The first output terminal and the second output terminal may be symmetrically arranged. With this configuration, where the first output terminal and the second output terminal are symmetrically arranged, the first output terminal and the second output terminal can be disposed opposite each other when a plurality of secondary batteries are stacked while being alternately reversed right and left. It is thus possible to connect a plurality of secondary batteries in series while ideally connecting the first output terminal and the second output terminal.

The second output terminal may be a bolt having a bolt portion and a head portion adjacent to one end of the bolt portion, and the bolt may be inserted in an insertion hole in the conductive plate. Although the second output terminal is an inexpensive bolt having a head portion adjacent to one end of a bolt portion, the second output terminal can be secured in place in the conductive plate with a simple structure.

# [GIVEN RECORDS]
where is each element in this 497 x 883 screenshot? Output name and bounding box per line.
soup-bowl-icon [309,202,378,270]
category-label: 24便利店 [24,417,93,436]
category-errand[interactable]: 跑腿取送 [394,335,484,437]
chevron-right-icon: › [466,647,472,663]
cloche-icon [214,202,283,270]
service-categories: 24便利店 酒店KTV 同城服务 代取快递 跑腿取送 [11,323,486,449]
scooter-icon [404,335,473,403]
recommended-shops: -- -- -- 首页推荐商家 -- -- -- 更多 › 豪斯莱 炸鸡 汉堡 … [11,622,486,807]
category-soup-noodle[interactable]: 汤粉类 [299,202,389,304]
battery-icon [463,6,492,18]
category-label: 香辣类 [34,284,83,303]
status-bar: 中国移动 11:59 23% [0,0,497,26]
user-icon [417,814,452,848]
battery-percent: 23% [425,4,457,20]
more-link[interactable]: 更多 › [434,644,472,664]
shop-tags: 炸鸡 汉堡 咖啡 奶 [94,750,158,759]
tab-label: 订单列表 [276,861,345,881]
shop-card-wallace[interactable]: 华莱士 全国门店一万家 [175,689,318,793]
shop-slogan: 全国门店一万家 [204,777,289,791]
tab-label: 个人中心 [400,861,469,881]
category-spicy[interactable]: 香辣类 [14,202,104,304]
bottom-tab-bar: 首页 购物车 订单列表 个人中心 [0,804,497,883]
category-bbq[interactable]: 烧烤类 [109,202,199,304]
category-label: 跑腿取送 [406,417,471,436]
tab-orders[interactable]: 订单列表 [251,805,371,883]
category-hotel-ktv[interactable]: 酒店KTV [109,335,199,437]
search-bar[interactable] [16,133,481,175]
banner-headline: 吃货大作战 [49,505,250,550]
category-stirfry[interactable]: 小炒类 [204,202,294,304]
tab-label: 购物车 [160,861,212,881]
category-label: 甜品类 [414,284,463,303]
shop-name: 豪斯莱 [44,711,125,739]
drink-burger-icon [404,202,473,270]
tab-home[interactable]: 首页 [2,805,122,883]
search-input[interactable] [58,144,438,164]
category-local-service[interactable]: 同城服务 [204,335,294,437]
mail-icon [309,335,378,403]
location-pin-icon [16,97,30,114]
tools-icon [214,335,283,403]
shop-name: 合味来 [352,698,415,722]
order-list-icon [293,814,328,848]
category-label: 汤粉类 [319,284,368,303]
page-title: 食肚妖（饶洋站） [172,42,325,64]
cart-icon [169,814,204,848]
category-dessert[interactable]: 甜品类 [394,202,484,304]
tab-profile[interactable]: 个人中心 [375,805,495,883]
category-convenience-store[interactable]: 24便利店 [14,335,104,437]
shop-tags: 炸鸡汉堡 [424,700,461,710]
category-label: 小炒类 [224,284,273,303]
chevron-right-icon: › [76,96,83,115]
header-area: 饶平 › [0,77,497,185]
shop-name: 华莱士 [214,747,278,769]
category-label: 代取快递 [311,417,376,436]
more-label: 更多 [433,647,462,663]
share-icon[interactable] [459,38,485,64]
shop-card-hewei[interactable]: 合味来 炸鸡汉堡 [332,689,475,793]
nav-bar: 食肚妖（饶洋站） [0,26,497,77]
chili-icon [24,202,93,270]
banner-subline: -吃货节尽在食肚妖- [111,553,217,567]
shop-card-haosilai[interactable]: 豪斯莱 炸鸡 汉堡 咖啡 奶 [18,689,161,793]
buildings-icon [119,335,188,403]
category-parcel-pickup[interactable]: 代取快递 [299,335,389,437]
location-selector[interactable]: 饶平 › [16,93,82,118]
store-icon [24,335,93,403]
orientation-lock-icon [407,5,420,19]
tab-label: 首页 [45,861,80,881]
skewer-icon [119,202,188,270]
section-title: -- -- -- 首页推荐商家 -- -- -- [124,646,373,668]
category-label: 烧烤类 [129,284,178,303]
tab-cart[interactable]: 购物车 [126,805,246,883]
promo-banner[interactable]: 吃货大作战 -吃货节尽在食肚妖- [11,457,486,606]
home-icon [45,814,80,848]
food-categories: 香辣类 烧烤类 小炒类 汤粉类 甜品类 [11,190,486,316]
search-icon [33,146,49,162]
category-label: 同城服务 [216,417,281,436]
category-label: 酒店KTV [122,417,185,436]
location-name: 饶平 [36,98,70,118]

# [ASSIGNMENT]
Extract the full passage on secondary battery output terminals, word for word, keeping its paragraph break.

# [ANSWER SPACE]
The first output terminal and the second output terminal may be symmetrically arranged. With this configuration, where the first output terminal and the second output terminal are symmetrically arranged, the first output terminal and the second output terminal can be disposed opposite each other when a plurality of secondary batteries are stacked while being alternately reversed right and left. It is thus possible to connect a plurality of secondary batteries in series while ideally connecting the first output terminal and the second output terminal.

The second output terminal may be a bolt having a bolt portion and a head portion adjacent to one end of the bolt portion, and the bolt may be inserted in an insertion hole in the conductive plate. Although the second output terminal is an inexpensive bolt having a head portion adjacent to one end of a bolt portion, the second output terminal can be secured in place in the conductive plate with a simple structure.